[Saved entries]
^^^^^^^^

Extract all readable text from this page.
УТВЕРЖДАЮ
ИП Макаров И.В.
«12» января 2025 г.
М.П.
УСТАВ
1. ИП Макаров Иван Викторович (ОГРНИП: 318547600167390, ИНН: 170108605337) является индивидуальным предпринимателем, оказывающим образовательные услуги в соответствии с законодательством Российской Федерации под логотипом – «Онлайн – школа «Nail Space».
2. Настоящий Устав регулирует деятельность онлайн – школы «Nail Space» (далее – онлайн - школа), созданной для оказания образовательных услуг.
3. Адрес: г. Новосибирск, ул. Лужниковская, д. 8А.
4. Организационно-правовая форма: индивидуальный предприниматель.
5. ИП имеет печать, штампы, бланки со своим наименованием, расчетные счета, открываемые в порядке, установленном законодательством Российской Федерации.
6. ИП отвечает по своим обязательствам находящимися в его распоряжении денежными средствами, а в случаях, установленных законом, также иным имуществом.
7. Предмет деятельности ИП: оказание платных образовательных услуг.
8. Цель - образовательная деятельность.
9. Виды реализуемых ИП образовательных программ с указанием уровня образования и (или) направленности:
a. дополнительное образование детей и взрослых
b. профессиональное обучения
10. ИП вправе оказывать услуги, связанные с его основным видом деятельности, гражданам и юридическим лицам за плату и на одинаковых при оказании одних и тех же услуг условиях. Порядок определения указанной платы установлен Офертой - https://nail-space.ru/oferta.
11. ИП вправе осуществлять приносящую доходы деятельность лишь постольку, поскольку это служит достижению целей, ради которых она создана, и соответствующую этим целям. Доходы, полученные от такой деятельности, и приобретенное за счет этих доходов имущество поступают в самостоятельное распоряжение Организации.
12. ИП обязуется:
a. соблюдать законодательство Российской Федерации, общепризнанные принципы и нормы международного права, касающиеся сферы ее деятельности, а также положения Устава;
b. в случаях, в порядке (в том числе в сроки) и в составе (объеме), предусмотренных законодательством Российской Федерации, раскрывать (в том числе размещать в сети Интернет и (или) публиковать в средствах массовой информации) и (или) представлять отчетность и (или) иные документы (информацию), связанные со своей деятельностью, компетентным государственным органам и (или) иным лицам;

^^^^^^^^

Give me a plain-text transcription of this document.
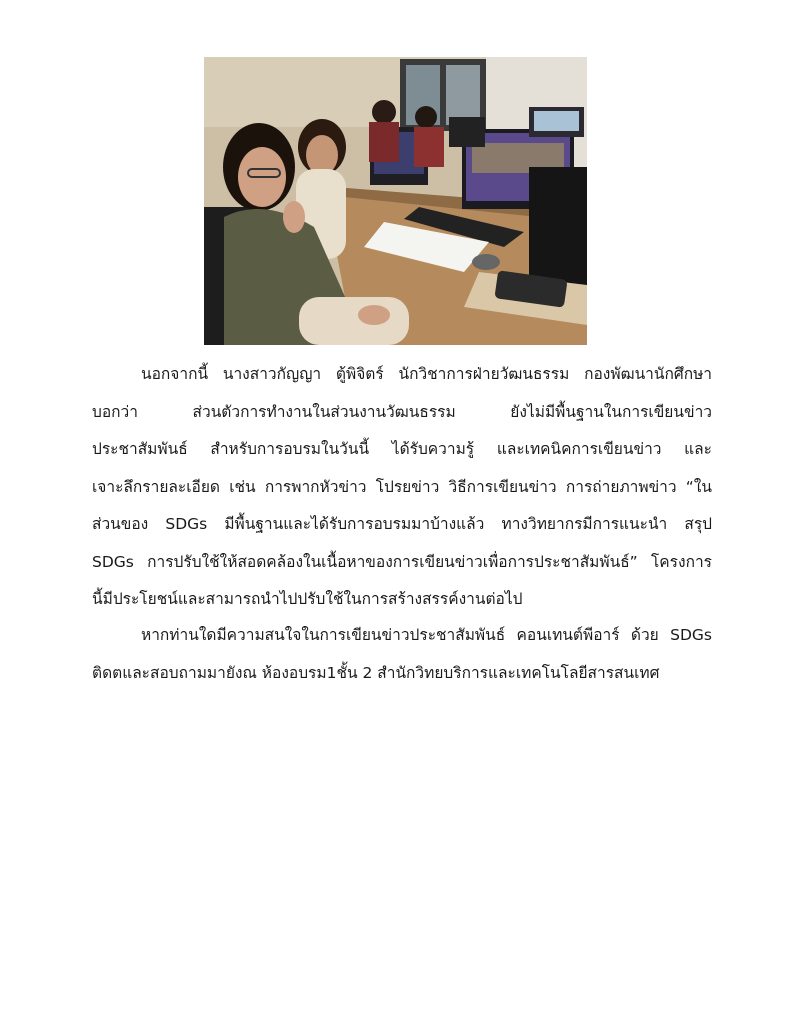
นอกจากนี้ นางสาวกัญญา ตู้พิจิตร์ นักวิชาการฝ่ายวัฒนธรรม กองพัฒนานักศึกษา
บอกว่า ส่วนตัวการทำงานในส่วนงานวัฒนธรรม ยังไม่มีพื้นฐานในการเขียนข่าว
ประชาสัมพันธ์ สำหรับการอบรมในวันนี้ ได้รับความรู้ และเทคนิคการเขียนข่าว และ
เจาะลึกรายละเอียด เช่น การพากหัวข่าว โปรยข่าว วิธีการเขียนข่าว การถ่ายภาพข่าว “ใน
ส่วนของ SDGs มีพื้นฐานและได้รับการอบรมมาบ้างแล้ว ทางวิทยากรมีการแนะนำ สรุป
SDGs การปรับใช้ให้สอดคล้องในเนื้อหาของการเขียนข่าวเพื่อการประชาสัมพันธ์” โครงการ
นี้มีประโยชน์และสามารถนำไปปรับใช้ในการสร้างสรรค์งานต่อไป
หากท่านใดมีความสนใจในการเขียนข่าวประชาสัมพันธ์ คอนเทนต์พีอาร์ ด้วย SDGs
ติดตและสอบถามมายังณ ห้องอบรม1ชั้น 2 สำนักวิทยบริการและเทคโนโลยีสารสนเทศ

^^^^^^^^

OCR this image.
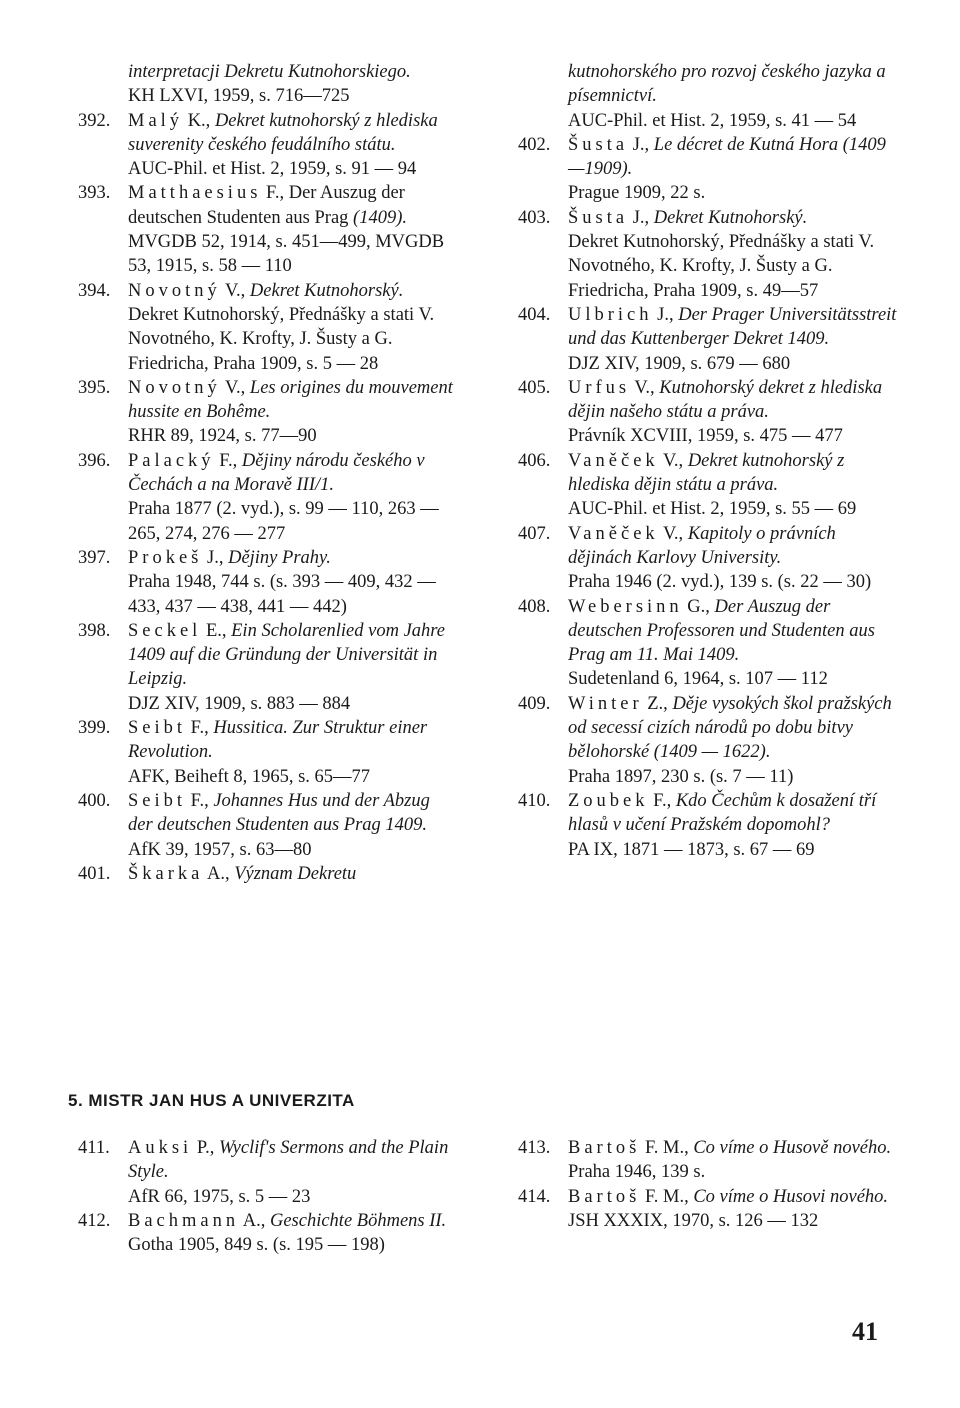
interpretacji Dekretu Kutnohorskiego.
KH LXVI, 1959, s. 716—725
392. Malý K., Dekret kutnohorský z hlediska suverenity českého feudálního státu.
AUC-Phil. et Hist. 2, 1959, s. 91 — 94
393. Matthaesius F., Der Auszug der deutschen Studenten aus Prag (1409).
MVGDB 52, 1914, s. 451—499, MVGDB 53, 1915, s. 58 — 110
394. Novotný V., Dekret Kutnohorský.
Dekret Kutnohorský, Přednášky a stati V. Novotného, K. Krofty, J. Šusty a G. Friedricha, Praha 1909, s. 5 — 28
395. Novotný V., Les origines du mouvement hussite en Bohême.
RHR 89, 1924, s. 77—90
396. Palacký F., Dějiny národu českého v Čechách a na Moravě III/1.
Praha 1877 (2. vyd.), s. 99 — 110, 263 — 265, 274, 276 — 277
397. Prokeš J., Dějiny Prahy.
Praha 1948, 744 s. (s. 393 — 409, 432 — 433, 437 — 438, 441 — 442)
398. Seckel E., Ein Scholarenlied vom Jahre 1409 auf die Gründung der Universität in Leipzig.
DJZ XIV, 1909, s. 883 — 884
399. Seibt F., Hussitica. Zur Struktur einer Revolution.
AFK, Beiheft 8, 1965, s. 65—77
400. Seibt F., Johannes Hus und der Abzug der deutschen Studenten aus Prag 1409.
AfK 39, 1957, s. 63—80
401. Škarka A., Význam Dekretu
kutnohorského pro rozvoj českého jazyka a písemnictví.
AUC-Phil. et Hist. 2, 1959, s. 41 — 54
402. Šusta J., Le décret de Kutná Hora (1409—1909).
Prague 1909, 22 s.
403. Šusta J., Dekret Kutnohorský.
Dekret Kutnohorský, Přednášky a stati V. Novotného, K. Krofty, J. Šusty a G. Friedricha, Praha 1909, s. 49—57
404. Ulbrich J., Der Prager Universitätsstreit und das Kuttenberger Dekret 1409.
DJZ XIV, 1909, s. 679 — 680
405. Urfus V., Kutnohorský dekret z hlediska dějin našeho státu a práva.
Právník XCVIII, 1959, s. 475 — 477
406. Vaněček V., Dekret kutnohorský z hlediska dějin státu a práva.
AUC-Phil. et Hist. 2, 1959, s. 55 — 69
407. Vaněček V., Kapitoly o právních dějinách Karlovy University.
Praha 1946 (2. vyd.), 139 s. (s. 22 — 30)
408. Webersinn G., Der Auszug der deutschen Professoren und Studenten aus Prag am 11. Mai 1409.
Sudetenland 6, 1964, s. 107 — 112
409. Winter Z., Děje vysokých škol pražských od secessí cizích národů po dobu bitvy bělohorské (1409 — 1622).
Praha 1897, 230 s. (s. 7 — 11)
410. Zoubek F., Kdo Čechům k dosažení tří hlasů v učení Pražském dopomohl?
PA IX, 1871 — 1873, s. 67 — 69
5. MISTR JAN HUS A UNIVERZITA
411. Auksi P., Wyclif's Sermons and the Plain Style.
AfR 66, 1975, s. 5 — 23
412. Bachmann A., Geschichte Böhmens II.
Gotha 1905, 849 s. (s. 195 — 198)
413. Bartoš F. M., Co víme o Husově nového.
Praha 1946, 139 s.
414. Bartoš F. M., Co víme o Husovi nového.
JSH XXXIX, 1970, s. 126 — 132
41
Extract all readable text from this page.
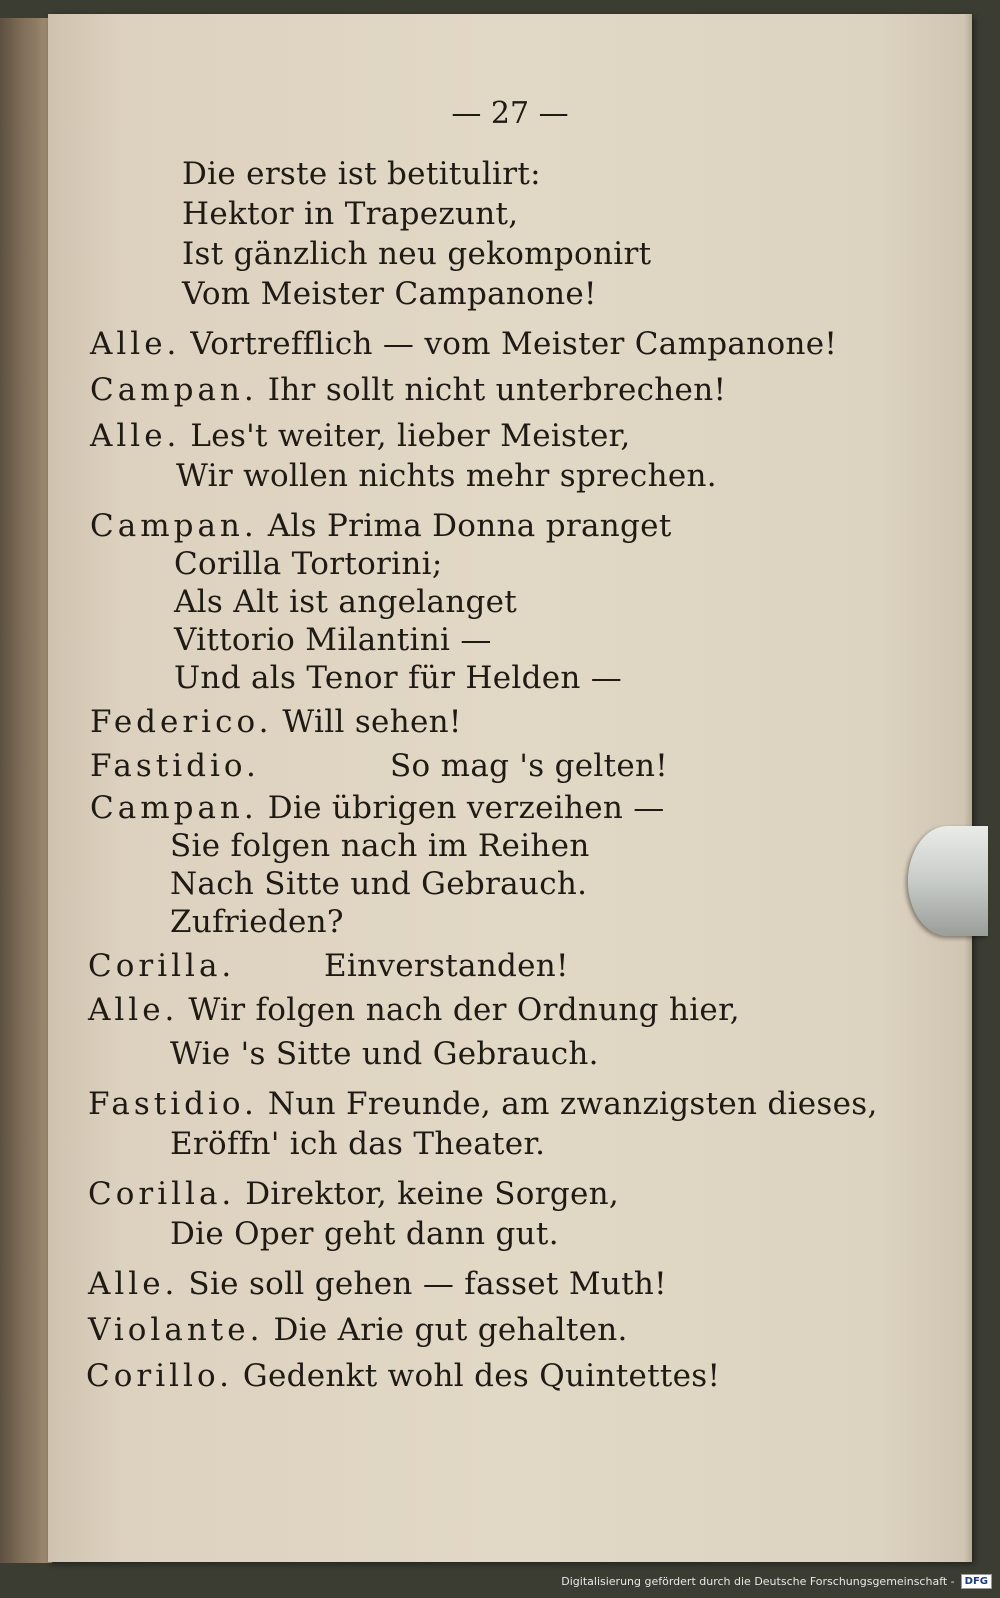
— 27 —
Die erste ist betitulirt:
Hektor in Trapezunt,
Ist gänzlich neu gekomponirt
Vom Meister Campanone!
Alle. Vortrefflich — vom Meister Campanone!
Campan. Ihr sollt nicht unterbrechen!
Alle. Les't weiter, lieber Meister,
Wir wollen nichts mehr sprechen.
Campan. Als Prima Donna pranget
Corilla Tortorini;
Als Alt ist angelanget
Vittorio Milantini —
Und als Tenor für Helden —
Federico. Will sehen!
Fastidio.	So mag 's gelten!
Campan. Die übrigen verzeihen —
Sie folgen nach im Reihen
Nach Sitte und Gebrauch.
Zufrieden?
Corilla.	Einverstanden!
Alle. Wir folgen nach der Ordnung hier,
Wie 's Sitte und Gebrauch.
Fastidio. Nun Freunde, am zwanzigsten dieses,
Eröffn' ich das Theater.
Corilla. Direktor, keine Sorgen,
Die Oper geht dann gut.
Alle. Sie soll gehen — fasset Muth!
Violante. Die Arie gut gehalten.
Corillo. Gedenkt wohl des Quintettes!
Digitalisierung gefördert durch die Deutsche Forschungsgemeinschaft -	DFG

^^^^^^^^

Short exercise: Which lines of the data include "folgen"? Copy each of them.

Exercise result:
Sie folgen nach im Reihen
Alle. Wir folgen nach der Ordnung hier,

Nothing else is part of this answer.